** begin TASK DATA **

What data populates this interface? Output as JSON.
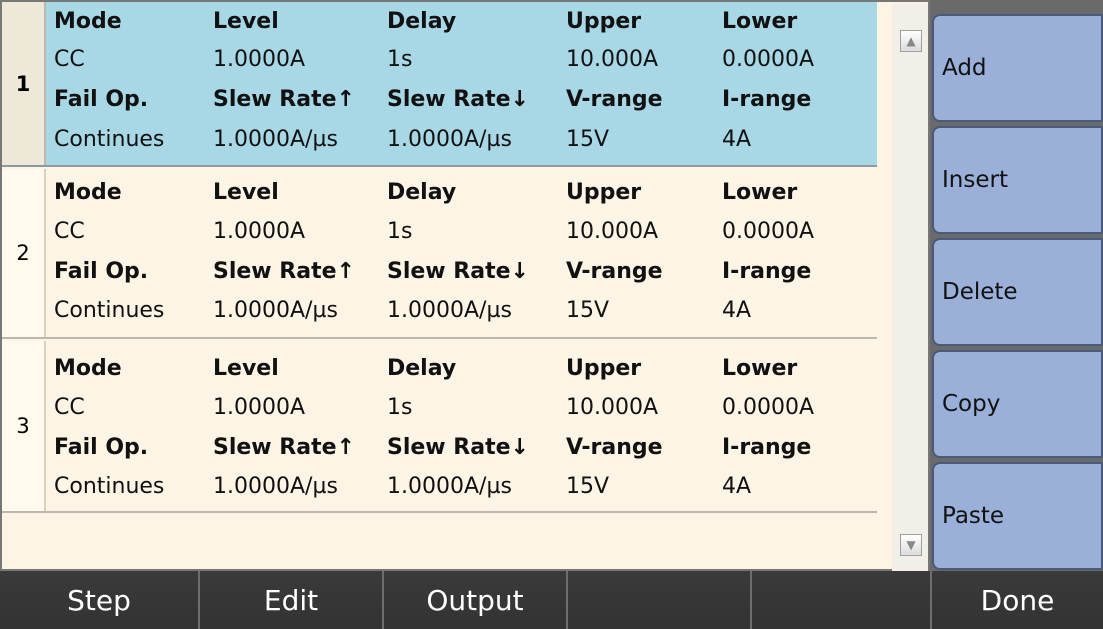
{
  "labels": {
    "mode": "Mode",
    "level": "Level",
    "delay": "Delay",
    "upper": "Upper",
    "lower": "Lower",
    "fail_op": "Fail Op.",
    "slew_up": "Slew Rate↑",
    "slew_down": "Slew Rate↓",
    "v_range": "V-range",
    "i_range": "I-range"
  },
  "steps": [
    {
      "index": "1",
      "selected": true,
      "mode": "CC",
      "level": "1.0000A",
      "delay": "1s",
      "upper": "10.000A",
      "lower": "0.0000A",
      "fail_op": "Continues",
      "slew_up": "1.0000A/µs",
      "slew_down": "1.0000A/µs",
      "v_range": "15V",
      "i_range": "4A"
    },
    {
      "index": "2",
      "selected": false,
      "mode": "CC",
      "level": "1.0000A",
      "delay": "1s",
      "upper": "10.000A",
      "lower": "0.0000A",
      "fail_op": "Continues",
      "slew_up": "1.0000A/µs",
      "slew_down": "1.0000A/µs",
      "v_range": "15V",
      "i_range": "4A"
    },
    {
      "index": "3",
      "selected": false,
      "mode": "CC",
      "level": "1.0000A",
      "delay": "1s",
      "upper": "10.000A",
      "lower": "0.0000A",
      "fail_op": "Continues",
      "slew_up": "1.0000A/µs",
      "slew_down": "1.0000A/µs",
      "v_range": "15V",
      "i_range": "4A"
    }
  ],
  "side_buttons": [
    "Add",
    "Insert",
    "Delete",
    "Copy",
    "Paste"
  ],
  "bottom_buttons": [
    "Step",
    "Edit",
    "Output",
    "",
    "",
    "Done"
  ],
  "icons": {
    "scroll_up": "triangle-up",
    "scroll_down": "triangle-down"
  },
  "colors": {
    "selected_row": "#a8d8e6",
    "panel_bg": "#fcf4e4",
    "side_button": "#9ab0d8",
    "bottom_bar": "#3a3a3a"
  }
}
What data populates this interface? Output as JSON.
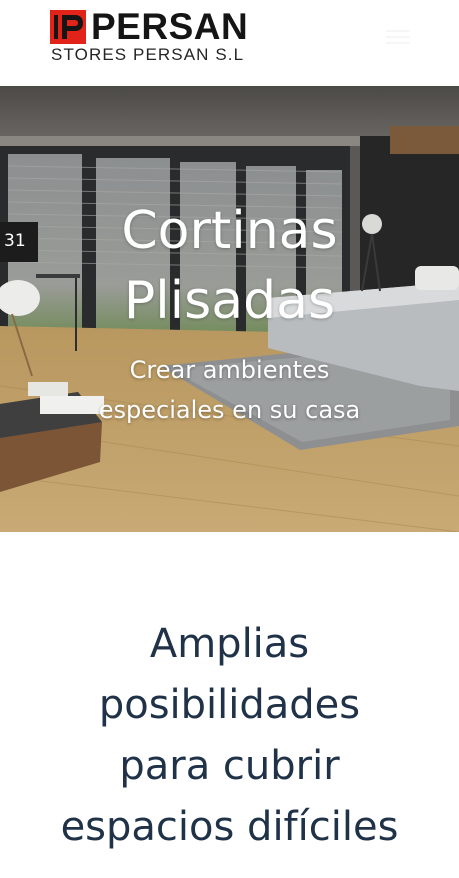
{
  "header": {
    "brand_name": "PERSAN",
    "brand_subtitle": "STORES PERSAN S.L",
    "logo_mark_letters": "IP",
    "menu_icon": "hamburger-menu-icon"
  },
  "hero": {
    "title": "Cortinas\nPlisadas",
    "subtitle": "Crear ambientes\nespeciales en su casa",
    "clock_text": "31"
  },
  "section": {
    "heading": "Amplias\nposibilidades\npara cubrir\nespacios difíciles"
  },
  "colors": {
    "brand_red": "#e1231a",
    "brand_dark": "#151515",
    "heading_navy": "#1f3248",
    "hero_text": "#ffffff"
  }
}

** end TASK DATA **

[TASK REQUIREMENTS]: Quote the entries above word for word. Leave the images out.

[WRITTEN RESPONSE]:
What data populates this interface? Output as JSON.
{
  "labels": {
    "mode": "Mode",
    "level": "Level",
    "delay": "Delay",
    "upper": "Upper",
    "lower": "Lower",
    "fail_op": "Fail Op.",
    "slew_up": "Slew Rate↑",
    "slew_down": "Slew Rate↓",
    "v_range": "V-range",
    "i_range": "I-range"
  },
  "steps": [
    {
      "index": "1",
      "selected": true,
      "mode": "CC",
      "level": "1.0000A",
      "delay": "1s",
      "upper": "10.000A",
      "lower": "0.0000A",
      "fail_op": "Continues",
      "slew_up": "1.0000A/µs",
      "slew_down": "1.0000A/µs",
      "v_range": "15V",
      "i_range": "4A"
    },
    {
      "index": "2",
      "selected": false,
      "mode": "CC",
      "level": "1.0000A",
      "delay": "1s",
      "upper": "10.000A",
      "lower": "0.0000A",
      "fail_op": "Continues",
      "slew_up": "1.0000A/µs",
      "slew_down": "1.0000A/µs",
      "v_range": "15V",
      "i_range": "4A"
    },
    {
      "index": "3",
      "selected": false,
      "mode": "CC",
      "level": "1.0000A",
      "delay": "1s",
      "upper": "10.000A",
      "lower": "0.0000A",
      "fail_op": "Continues",
      "slew_up": "1.0000A/µs",
      "slew_down": "1.0000A/µs",
      "v_range": "15V",
      "i_range": "4A"
    }
  ],
  "side_buttons": [
    "Add",
    "Insert",
    "Delete",
    "Copy",
    "Paste"
  ],
  "bottom_buttons": [
    "Step",
    "Edit",
    "Output",
    "",
    "",
    "Done"
  ],
  "icons": {
    "scroll_up": "triangle-up",
    "scroll_down": "triangle-down"
  },
  "colors": {
    "selected_row": "#a8d8e6",
    "panel_bg": "#fcf4e4",
    "side_button": "#9ab0d8",
    "bottom_bar": "#3a3a3a"
  }
}
What data populates this interface? Output as JSON.
{
  "header": {
    "brand_name": "PERSAN",
    "brand_subtitle": "STORES PERSAN S.L",
    "logo_mark_letters": "IP",
    "menu_icon": "hamburger-menu-icon"
  },
  "hero": {
    "title": "Cortinas\nPlisadas",
    "subtitle": "Crear ambientes\nespeciales en su casa",
    "clock_text": "31"
  },
  "section": {
    "heading": "Amplias\nposibilidades\npara cubrir\nespacios difíciles"
  },
  "colors": {
    "brand_red": "#e1231a",
    "brand_dark": "#151515",
    "heading_navy": "#1f3248",
    "hero_text": "#ffffff"
  }
}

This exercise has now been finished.